§ **Material provided**:
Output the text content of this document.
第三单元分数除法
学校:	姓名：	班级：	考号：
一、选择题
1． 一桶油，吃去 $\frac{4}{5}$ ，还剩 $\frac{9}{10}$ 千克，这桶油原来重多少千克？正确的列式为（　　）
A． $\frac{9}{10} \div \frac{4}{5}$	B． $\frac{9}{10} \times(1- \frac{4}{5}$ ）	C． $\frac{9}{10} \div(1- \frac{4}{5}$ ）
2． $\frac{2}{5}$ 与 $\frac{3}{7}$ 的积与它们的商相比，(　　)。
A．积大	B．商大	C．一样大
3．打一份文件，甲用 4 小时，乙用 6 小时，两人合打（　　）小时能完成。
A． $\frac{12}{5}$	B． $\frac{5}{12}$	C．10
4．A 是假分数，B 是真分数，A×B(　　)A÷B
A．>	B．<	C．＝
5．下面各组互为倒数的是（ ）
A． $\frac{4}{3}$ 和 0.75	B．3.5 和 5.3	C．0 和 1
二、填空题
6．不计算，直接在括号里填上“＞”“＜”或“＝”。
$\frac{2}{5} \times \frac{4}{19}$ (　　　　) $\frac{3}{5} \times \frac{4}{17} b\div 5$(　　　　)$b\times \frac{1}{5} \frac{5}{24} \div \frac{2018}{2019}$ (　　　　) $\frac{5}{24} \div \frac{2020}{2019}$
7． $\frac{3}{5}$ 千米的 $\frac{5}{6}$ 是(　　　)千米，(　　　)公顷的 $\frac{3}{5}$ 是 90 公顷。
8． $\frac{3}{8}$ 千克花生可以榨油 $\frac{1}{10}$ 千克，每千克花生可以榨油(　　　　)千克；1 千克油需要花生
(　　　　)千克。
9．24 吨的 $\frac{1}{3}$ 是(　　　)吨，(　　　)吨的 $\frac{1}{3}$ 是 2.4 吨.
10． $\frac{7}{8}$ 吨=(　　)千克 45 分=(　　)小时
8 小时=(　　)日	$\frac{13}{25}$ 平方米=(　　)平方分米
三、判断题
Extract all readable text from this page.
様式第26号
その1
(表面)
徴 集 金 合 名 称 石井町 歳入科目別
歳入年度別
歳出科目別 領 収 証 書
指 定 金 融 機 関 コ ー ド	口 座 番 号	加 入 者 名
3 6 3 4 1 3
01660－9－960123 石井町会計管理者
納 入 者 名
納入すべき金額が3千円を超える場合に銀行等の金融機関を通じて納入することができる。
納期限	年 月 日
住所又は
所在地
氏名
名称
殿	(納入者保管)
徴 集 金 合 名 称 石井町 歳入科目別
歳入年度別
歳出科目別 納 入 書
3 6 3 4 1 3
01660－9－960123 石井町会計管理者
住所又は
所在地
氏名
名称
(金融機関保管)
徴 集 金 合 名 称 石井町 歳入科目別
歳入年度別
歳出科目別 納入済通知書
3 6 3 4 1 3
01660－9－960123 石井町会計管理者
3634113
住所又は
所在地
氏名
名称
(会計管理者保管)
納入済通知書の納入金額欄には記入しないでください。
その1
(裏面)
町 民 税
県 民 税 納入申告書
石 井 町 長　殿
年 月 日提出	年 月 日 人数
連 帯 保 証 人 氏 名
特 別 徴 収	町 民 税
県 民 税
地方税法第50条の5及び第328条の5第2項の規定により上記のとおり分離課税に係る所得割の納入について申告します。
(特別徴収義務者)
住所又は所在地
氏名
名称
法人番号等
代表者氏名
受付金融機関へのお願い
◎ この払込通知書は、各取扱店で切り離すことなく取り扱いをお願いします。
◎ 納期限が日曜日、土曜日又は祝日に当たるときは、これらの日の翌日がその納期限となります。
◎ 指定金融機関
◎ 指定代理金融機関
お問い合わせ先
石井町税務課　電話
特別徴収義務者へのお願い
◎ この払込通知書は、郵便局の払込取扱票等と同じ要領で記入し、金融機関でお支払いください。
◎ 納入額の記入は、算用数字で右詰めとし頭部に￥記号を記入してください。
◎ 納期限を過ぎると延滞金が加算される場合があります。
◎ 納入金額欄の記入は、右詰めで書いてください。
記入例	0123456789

§ **Description of the task**:
Repeat only the lines running from the line that contains "Extract all readable text from this page." through the last line above, inclusive.

§ **Right answer**:
Extract all readable text from this page.
様式第26号
その1
(表面)
徴 集 金 合 名 称 石井町 歳入科目別
歳入年度別
歳出科目別 領 収 証 書
指 定 金 融 機 関 コ ー ド	口 座 番 号	加 入 者 名
3 6 3 4 1 3
01660－9－960123 石井町会計管理者
納 入 者 名
納入すべき金額が3千円を超える場合に銀行等の金融機関を通じて納入することができる。
納期限	年 月 日
住所又は
所在地
氏名
名称
殿	(納入者保管)
徴 集 金 合 名 称 石井町 歳入科目別
歳入年度別
歳出科目別 納 入 書
3 6 3 4 1 3
01660－9－960123 石井町会計管理者
住所又は
所在地
氏名
名称
(金融機関保管)
徴 集 金 合 名 称 石井町 歳入科目別
歳入年度別
歳出科目別 納入済通知書
3 6 3 4 1 3
01660－9－960123 石井町会計管理者
3634113
住所又は
所在地
氏名
名称
(会計管理者保管)
納入済通知書の納入金額欄には記入しないでください。
その1
(裏面)
町 民 税
県 民 税 納入申告書
石 井 町 長　殿
年 月 日提出	年 月 日 人数
連 帯 保 証 人 氏 名
特 別 徴 収	町 民 税
県 民 税
地方税法第50条の5及び第328条の5第2項の規定により上記のとおり分離課税に係る所得割の納入について申告します。
(特別徴収義務者)
住所又は所在地
氏名
名称
法人番号等
代表者氏名
受付金融機関へのお願い
◎ この払込通知書は、各取扱店で切り離すことなく取り扱いをお願いします。
◎ 納期限が日曜日、土曜日又は祝日に当たるときは、これらの日の翌日がその納期限となります。
◎ 指定金融機関
◎ 指定代理金融機関
お問い合わせ先
石井町税務課　電話
特別徴収義務者へのお願い
◎ この払込通知書は、郵便局の払込取扱票等と同じ要領で記入し、金融機関でお支払いください。
◎ 納入額の記入は、算用数字で右詰めとし頭部に￥記号を記入してください。
◎ 納期限を過ぎると延滞金が加算される場合があります。
◎ 納入金額欄の記入は、右詰めで書いてください。
記入例	0123456789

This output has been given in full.